## TASK BRIEF
Which lines contain the string "Monday"? Please list every one of them.

(Records from a data collection)
▼▼▼
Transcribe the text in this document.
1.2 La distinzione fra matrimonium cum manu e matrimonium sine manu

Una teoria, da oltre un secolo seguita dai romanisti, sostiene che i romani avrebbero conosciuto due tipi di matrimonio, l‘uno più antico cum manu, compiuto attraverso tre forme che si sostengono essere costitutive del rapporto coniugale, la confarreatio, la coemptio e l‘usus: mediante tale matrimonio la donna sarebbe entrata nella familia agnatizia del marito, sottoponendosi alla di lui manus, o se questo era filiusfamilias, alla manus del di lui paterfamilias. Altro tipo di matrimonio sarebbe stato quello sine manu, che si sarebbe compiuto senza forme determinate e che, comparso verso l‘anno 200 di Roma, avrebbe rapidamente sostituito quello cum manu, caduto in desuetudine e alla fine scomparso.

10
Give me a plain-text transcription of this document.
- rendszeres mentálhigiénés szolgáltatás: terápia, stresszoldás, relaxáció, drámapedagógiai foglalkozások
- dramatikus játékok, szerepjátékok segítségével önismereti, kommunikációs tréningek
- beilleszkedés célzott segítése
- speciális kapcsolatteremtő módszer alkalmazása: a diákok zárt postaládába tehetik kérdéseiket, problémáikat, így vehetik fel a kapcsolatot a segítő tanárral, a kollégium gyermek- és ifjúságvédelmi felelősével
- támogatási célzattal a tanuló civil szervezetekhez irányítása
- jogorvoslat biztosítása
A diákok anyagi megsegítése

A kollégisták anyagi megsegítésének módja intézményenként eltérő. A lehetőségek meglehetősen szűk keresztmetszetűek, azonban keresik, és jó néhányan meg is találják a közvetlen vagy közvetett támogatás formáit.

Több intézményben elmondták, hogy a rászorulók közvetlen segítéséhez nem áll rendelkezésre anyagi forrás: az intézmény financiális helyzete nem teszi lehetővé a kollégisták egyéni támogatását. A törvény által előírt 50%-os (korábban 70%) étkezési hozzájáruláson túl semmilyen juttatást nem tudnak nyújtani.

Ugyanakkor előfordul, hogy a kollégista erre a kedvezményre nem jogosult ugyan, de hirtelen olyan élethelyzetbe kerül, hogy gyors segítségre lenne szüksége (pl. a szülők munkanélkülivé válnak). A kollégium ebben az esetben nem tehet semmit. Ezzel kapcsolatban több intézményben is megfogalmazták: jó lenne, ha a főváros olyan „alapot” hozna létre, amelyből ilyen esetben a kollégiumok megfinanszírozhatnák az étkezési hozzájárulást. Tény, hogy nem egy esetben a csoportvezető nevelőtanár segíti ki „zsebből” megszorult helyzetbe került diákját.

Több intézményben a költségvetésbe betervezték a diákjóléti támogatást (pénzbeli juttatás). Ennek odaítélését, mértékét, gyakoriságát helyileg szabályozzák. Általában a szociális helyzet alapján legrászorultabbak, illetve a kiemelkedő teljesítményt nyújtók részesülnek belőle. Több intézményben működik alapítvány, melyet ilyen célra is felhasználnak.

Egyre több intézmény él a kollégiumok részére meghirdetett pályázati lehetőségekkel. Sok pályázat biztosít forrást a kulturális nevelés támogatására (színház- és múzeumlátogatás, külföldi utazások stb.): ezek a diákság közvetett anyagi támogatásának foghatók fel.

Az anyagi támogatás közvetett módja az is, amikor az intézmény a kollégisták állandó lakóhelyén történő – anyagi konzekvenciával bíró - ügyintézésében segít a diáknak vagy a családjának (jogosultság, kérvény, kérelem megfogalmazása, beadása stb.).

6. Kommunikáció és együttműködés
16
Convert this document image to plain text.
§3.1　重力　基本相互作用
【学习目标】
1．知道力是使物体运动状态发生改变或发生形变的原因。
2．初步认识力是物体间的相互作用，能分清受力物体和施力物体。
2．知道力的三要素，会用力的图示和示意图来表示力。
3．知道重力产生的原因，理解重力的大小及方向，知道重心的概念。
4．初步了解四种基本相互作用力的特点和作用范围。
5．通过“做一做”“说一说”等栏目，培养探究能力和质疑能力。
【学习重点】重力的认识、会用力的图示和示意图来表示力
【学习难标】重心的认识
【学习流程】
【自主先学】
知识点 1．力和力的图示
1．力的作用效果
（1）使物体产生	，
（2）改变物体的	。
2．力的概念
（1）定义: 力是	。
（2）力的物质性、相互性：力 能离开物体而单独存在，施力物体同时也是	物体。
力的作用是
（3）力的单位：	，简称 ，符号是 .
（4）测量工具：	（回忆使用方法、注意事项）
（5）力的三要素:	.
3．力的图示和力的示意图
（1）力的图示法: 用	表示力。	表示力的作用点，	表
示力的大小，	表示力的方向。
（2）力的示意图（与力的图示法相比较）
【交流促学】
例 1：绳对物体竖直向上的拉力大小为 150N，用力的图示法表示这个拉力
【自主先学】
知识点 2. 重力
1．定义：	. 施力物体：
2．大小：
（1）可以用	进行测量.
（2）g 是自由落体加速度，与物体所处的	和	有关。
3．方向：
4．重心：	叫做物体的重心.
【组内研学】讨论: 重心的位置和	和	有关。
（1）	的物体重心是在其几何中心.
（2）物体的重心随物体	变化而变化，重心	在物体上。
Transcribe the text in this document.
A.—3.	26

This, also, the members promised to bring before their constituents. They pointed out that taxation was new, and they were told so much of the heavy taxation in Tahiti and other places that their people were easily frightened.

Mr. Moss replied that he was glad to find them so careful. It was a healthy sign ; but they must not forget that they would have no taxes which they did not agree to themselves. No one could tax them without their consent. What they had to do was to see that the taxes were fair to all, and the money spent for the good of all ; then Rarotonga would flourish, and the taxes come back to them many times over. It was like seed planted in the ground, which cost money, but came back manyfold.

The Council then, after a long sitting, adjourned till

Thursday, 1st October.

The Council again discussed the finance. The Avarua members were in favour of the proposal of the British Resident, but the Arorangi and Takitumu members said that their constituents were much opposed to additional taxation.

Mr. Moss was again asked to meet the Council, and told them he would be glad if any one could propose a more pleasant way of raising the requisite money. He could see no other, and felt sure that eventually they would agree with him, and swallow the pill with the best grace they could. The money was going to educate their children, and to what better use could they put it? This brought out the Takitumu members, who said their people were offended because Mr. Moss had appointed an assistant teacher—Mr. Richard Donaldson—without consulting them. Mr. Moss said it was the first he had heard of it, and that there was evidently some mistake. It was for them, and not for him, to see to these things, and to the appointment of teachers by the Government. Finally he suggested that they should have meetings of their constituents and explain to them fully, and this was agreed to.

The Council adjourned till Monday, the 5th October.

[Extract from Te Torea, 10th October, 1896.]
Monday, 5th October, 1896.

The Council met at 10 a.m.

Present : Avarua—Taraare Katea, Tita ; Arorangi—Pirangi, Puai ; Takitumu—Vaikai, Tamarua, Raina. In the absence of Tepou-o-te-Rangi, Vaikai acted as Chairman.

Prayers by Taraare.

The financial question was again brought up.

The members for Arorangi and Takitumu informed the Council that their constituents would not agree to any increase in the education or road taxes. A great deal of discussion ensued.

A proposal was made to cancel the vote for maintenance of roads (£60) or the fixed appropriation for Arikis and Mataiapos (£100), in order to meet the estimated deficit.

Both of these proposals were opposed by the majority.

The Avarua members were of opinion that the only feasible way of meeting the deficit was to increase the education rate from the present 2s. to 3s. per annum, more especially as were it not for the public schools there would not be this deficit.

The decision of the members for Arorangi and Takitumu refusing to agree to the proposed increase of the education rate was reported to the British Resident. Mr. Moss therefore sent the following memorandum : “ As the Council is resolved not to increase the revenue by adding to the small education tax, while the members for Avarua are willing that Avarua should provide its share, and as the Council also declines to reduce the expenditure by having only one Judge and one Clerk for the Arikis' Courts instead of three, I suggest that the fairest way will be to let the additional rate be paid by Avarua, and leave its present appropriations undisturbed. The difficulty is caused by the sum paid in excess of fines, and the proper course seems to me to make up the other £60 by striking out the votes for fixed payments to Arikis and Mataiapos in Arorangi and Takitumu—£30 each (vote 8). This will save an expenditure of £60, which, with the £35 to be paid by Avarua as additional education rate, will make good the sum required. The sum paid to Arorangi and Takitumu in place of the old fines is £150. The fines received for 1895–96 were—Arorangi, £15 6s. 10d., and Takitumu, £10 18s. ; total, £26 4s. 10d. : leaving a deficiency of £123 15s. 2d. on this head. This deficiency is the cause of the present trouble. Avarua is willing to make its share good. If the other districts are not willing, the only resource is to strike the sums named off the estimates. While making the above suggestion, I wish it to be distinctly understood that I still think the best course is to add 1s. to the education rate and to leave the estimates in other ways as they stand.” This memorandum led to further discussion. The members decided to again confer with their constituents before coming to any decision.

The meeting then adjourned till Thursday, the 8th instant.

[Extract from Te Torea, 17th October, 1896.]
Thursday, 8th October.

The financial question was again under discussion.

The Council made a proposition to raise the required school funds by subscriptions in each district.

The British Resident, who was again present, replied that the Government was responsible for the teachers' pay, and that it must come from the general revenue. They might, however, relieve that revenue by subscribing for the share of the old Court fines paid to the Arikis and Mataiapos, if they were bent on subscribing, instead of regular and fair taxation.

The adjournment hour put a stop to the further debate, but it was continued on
▲▲▲
## RESPONSE TO THE TASK
The Council adjourned till Monday, the 5th October.
Monday, 5th October, 1896.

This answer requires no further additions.